What you are asked to do
Note each line where "name" appears, and copy it.

Provided material
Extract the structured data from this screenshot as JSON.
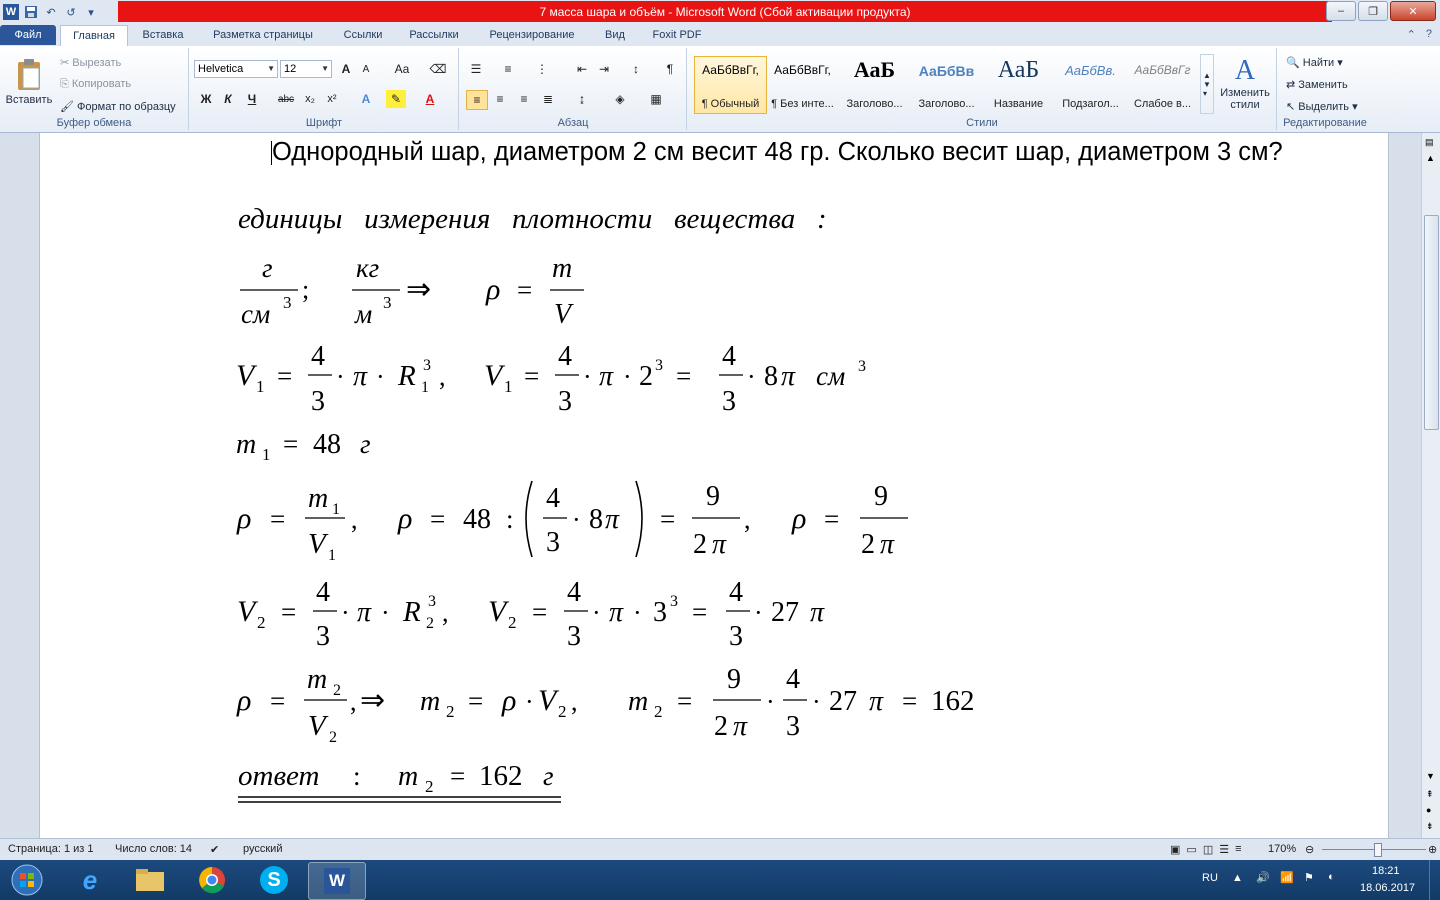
{
  "window": {
    "title": "7 масса шара и объём  -  Microsoft Word (Сбой активации продукта)",
    "controls": {
      "minimize": "–",
      "maximize": "❐",
      "close": "✕"
    }
  },
  "quick_access": {
    "undo": "↶",
    "redo": "↺"
  },
  "tabs": [
    "Файл",
    "Главная",
    "Вставка",
    "Разметка страницы",
    "Ссылки",
    "Рассылки",
    "Рецензирование",
    "Вид",
    "Foxit PDF"
  ],
  "clipboard": {
    "paste": "Вставить",
    "cut": "Вырезать",
    "copy": "Копировать",
    "format_painter": "Формат по образцу",
    "group": "Буфер обмена"
  },
  "font": {
    "name": "Helvetica",
    "size": "12",
    "group": "Шрифт",
    "grow": "A",
    "shrink": "A",
    "case": "Aa",
    "bold": "Ж",
    "italic": "К",
    "underline": "Ч",
    "strike": "abc",
    "sub": "x₂",
    "sup": "x²"
  },
  "paragraph": {
    "group": "Абзац",
    "pilcrow": "¶"
  },
  "styles": {
    "group": "Стили",
    "items": [
      {
        "sample": "АаБбВвГг,",
        "name": "¶ Обычный"
      },
      {
        "sample": "АаБбВвГг,",
        "name": "¶ Без инте..."
      },
      {
        "sample": "АаБ",
        "name": "Заголово..."
      },
      {
        "sample": "АаБбВв",
        "name": "Заголово..."
      },
      {
        "sample": "АаБ",
        "name": "Название"
      },
      {
        "sample": "АаБбВв.",
        "name": "Подзагол..."
      },
      {
        "sample": "АаБбВвГг",
        "name": "Слабое в..."
      }
    ],
    "change_line1": "Изменить",
    "change_line2": "стили"
  },
  "editing": {
    "group": "Редактирование",
    "find": "Найти",
    "replace": "Заменить",
    "select": "Выделить"
  },
  "document": {
    "question": "Однородный шар, диаметром 2 см весит 48 гр. Сколько весит шар, диаметром 3 см?",
    "math": {
      "l1": "единицы   измерения   плотности   вещества   :",
      "g": "г",
      "cm": "см",
      "kg": "кг",
      "m": "м",
      "three": "3",
      "semi": ";",
      "implies": "⇒",
      "rho": "ρ",
      "eq": "=",
      "mvar": "m",
      "Vvar": "V",
      "V": "V",
      "one": "1",
      "two": "2",
      "four": "4",
      "dot": "·",
      "pi": "π",
      "R": "R",
      "comma": ",",
      "eight": "8",
      "cm3": "см",
      "m1_val": "48",
      "m1_unit": "г",
      "colon": ":",
      "nine": "9",
      "twentyseven": "27",
      "result": "162",
      "answer": "ответ",
      "ans_colon": ":",
      "ans_val": "162",
      "ans_unit": "г"
    }
  },
  "status": {
    "page": "Страница: 1 из 1",
    "words": "Число слов: 14",
    "lang": "русский",
    "zoom": "170%"
  },
  "tray": {
    "lang": "RU",
    "time": "18:21",
    "date": "18.06.2017"
  }
}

Solution to this task
    "name": "Helvetica",
        "name": "¶ Обычный"
        "name": "¶ Без инте..."
        "name": "Заголово..."
        "name": "Заголово..."
        "name": "Название"
        "name": "Подзагол..."
        "name": "Слабое в..."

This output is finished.